WHAT IS BEING ASKED = Skip any picture you find and retype all the remaining lines exactly.

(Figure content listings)
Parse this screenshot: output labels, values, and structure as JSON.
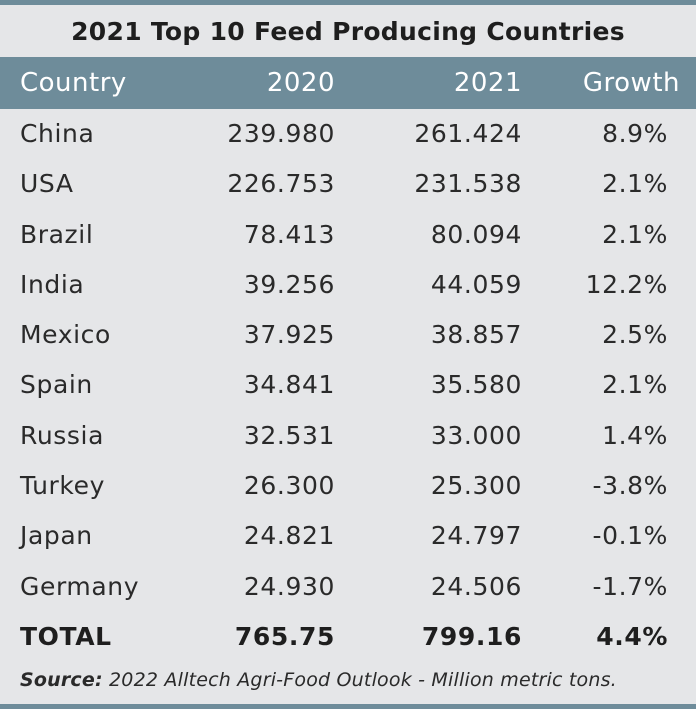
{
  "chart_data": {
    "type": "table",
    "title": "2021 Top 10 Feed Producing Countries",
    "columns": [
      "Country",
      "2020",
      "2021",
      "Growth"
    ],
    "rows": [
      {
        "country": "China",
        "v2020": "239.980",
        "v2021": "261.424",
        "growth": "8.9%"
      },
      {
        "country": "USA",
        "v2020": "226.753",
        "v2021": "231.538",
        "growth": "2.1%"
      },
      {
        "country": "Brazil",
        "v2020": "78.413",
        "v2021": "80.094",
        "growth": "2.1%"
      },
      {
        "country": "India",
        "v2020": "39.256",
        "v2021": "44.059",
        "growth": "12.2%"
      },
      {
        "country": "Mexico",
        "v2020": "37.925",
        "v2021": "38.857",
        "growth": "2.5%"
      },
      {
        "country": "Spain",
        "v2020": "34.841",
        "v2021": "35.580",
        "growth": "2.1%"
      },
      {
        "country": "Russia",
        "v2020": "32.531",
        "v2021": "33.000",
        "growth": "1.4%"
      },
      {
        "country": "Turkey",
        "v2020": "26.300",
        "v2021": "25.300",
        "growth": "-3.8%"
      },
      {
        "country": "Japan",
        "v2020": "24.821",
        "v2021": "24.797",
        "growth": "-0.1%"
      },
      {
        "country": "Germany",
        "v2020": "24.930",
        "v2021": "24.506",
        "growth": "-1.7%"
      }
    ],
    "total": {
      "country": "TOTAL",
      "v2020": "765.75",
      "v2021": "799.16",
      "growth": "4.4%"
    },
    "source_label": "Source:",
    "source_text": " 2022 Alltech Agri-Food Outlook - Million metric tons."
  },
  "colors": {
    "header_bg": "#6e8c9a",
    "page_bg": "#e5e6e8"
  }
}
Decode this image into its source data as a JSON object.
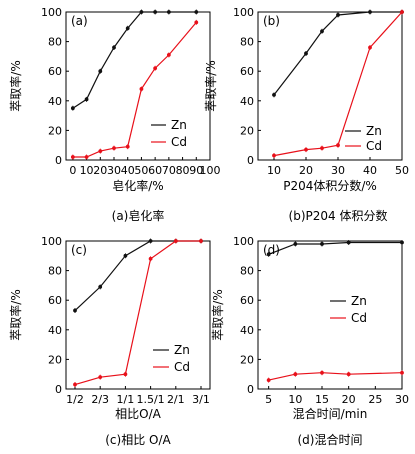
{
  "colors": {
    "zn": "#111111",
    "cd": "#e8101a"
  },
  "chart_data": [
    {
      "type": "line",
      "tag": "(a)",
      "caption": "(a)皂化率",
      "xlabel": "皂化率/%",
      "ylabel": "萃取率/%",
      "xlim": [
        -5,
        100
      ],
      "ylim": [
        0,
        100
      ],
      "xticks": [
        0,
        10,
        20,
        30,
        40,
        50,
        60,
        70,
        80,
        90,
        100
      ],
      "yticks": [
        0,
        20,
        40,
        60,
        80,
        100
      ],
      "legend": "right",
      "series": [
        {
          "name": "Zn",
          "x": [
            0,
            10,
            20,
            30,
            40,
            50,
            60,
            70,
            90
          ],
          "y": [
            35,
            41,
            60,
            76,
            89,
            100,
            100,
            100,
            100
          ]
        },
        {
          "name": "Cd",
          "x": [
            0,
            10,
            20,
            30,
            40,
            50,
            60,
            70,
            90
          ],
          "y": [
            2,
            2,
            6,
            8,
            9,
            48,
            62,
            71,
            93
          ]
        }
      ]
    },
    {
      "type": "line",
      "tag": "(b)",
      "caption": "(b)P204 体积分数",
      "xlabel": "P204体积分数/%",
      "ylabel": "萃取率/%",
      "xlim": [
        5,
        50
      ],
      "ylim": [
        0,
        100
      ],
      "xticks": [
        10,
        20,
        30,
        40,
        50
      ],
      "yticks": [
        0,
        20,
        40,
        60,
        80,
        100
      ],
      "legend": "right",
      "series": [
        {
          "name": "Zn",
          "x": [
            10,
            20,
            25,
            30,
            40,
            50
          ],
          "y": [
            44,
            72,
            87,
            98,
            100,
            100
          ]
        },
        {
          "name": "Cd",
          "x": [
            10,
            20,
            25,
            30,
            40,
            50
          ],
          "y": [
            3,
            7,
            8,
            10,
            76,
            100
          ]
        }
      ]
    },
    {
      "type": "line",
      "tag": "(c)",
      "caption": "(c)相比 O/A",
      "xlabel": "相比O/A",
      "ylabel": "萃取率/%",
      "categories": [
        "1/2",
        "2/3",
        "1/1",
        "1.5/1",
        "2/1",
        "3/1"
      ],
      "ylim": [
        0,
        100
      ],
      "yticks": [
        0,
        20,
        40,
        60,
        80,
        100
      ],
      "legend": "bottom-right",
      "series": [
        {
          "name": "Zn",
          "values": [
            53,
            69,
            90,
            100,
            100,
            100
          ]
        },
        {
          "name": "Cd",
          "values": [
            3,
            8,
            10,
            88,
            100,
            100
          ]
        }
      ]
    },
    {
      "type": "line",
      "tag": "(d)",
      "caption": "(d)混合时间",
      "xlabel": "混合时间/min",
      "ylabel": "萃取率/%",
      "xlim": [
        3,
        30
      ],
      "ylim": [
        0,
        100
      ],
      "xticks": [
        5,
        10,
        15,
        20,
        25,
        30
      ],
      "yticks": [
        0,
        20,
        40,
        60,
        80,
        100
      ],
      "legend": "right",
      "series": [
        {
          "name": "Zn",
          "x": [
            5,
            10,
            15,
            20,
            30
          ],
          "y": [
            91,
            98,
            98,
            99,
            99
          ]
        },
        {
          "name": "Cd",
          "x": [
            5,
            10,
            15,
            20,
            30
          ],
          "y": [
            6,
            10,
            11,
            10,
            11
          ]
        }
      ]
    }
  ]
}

ANSWER =
Parse this screenshot: output labels, values, and structure as JSON.
{
  "chart_data": {
    "type": "table",
    "title": "2021 Top 10 Feed Producing Countries",
    "columns": [
      "Country",
      "2020",
      "2021",
      "Growth"
    ],
    "rows": [
      {
        "country": "China",
        "v2020": "239.980",
        "v2021": "261.424",
        "growth": "8.9%"
      },
      {
        "country": "USA",
        "v2020": "226.753",
        "v2021": "231.538",
        "growth": "2.1%"
      },
      {
        "country": "Brazil",
        "v2020": "78.413",
        "v2021": "80.094",
        "growth": "2.1%"
      },
      {
        "country": "India",
        "v2020": "39.256",
        "v2021": "44.059",
        "growth": "12.2%"
      },
      {
        "country": "Mexico",
        "v2020": "37.925",
        "v2021": "38.857",
        "growth": "2.5%"
      },
      {
        "country": "Spain",
        "v2020": "34.841",
        "v2021": "35.580",
        "growth": "2.1%"
      },
      {
        "country": "Russia",
        "v2020": "32.531",
        "v2021": "33.000",
        "growth": "1.4%"
      },
      {
        "country": "Turkey",
        "v2020": "26.300",
        "v2021": "25.300",
        "growth": "-3.8%"
      },
      {
        "country": "Japan",
        "v2020": "24.821",
        "v2021": "24.797",
        "growth": "-0.1%"
      },
      {
        "country": "Germany",
        "v2020": "24.930",
        "v2021": "24.506",
        "growth": "-1.7%"
      }
    ],
    "total": {
      "country": "TOTAL",
      "v2020": "765.75",
      "v2021": "799.16",
      "growth": "4.4%"
    },
    "source_label": "Source:",
    "source_text": " 2022 Alltech Agri-Food Outlook - Million metric tons."
  },
  "colors": {
    "header_bg": "#6e8c9a",
    "page_bg": "#e5e6e8"
  }
}
Decode this image into its source data as a JSON object.
{
  "colors": {
    "zn": "#111111",
    "cd": "#e8101a"
  },
  "chart_data": [
    {
      "type": "line",
      "tag": "(a)",
      "caption": "(a)皂化率",
      "xlabel": "皂化率/%",
      "ylabel": "萃取率/%",
      "xlim": [
        -5,
        100
      ],
      "ylim": [
        0,
        100
      ],
      "xticks": [
        0,
        10,
        20,
        30,
        40,
        50,
        60,
        70,
        80,
        90,
        100
      ],
      "yticks": [
        0,
        20,
        40,
        60,
        80,
        100
      ],
      "legend": "right",
      "series": [
        {
          "name": "Zn",
          "x": [
            0,
            10,
            20,
            30,
            40,
            50,
            60,
            70,
            90
          ],
          "y": [
            35,
            41,
            60,
            76,
            89,
            100,
            100,
            100,
            100
          ]
        },
        {
          "name": "Cd",
          "x": [
            0,
            10,
            20,
            30,
            40,
            50,
            60,
            70,
            90
          ],
          "y": [
            2,
            2,
            6,
            8,
            9,
            48,
            62,
            71,
            93
          ]
        }
      ]
    },
    {
      "type": "line",
      "tag": "(b)",
      "caption": "(b)P204 体积分数",
      "xlabel": "P204体积分数/%",
      "ylabel": "萃取率/%",
      "xlim": [
        5,
        50
      ],
      "ylim": [
        0,
        100
      ],
      "xticks": [
        10,
        20,
        30,
        40,
        50
      ],
      "yticks": [
        0,
        20,
        40,
        60,
        80,
        100
      ],
      "legend": "right",
      "series": [
        {
          "name": "Zn",
          "x": [
            10,
            20,
            25,
            30,
            40,
            50
          ],
          "y": [
            44,
            72,
            87,
            98,
            100,
            100
          ]
        },
        {
          "name": "Cd",
          "x": [
            10,
            20,
            25,
            30,
            40,
            50
          ],
          "y": [
            3,
            7,
            8,
            10,
            76,
            100
          ]
        }
      ]
    },
    {
      "type": "line",
      "tag": "(c)",
      "caption": "(c)相比 O/A",
      "xlabel": "相比O/A",
      "ylabel": "萃取率/%",
      "categories": [
        "1/2",
        "2/3",
        "1/1",
        "1.5/1",
        "2/1",
        "3/1"
      ],
      "ylim": [
        0,
        100
      ],
      "yticks": [
        0,
        20,
        40,
        60,
        80,
        100
      ],
      "legend": "bottom-right",
      "series": [
        {
          "name": "Zn",
          "values": [
            53,
            69,
            90,
            100,
            100,
            100
          ]
        },
        {
          "name": "Cd",
          "values": [
            3,
            8,
            10,
            88,
            100,
            100
          ]
        }
      ]
    },
    {
      "type": "line",
      "tag": "(d)",
      "caption": "(d)混合时间",
      "xlabel": "混合时间/min",
      "ylabel": "萃取率/%",
      "xlim": [
        3,
        30
      ],
      "ylim": [
        0,
        100
      ],
      "xticks": [
        5,
        10,
        15,
        20,
        25,
        30
      ],
      "yticks": [
        0,
        20,
        40,
        60,
        80,
        100
      ],
      "legend": "right",
      "series": [
        {
          "name": "Zn",
          "x": [
            5,
            10,
            15,
            20,
            30
          ],
          "y": [
            91,
            98,
            98,
            99,
            99
          ]
        },
        {
          "name": "Cd",
          "x": [
            5,
            10,
            15,
            20,
            30
          ],
          "y": [
            6,
            10,
            11,
            10,
            11
          ]
        }
      ]
    }
  ]
}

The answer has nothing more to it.